(begin)
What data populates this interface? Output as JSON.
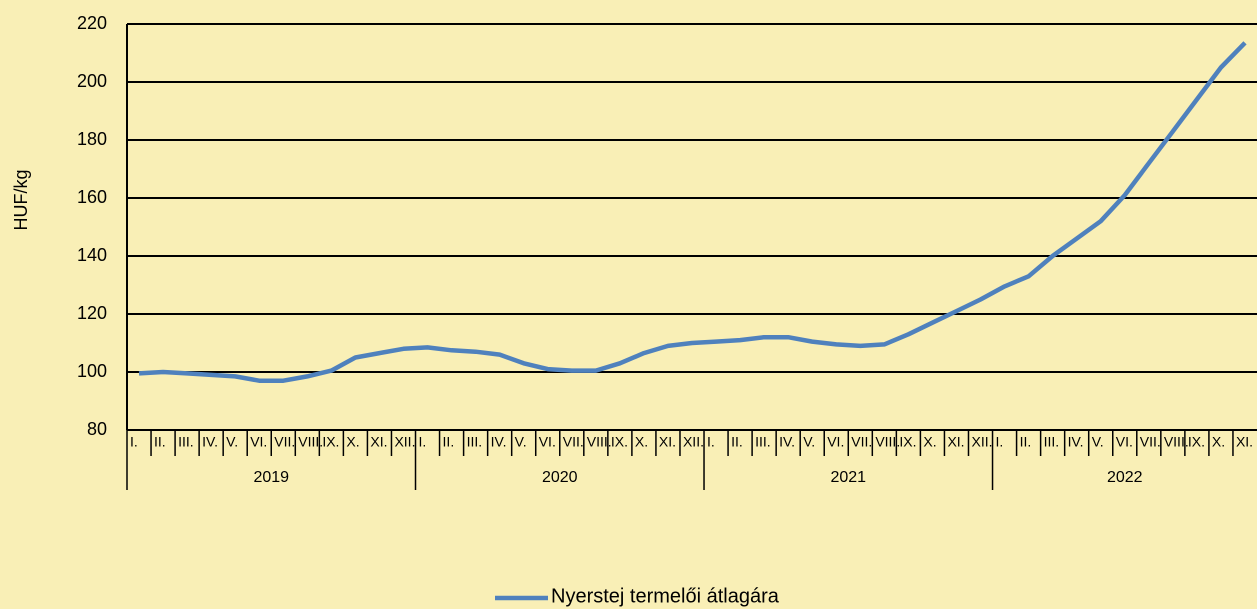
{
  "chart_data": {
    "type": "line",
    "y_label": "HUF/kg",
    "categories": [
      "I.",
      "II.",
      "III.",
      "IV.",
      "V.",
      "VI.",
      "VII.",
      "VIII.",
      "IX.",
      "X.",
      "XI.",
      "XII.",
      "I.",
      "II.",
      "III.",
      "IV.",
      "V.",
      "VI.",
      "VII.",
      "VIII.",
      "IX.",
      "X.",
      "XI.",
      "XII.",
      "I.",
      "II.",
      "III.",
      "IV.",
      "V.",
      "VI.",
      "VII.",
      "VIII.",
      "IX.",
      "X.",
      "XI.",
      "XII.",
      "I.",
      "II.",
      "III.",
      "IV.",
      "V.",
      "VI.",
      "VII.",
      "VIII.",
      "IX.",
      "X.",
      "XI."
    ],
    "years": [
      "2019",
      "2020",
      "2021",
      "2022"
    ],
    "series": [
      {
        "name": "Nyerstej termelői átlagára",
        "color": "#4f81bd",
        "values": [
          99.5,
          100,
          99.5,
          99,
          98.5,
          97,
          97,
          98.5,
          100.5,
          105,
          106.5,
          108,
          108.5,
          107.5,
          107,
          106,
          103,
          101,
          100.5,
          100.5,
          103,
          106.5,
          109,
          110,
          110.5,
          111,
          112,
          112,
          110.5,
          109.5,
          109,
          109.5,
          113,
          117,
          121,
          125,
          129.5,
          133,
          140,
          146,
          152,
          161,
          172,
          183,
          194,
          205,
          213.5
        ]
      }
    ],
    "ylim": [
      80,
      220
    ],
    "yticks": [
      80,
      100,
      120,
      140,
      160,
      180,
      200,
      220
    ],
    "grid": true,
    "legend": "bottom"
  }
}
(end)
(begin)
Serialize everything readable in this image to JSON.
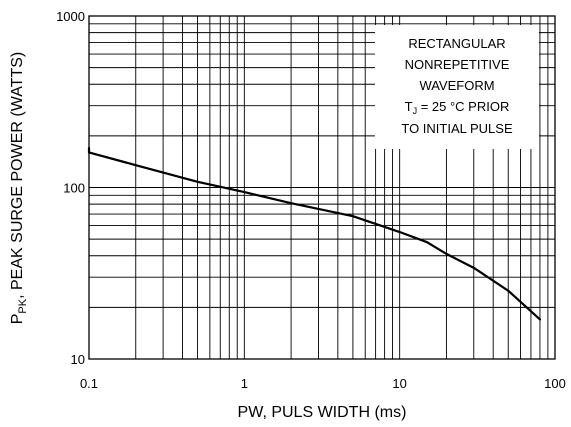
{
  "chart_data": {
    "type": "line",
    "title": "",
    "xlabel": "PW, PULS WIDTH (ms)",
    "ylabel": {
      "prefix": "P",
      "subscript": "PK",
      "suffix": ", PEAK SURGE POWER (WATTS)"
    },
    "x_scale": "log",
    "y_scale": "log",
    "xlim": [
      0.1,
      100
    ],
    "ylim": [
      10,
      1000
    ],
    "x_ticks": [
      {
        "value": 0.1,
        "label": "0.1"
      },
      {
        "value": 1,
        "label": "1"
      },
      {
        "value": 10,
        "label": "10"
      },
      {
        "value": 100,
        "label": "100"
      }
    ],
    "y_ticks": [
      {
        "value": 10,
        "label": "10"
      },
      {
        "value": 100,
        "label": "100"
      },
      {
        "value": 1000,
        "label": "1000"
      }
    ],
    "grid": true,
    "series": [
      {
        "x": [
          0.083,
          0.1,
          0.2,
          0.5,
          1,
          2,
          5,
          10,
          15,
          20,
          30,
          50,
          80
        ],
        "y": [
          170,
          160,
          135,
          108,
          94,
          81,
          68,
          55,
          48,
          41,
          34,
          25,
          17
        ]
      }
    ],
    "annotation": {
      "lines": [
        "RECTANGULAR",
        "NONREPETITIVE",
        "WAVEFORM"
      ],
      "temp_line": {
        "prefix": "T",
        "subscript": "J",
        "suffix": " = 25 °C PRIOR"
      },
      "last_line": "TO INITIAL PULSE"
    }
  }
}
(end)
Point out every line holding the string "suffix" and copy it.

Response to this task >>
      "suffix": ", PEAK SURGE POWER (WATTS)"
        "suffix": " = 25 °C PRIOR"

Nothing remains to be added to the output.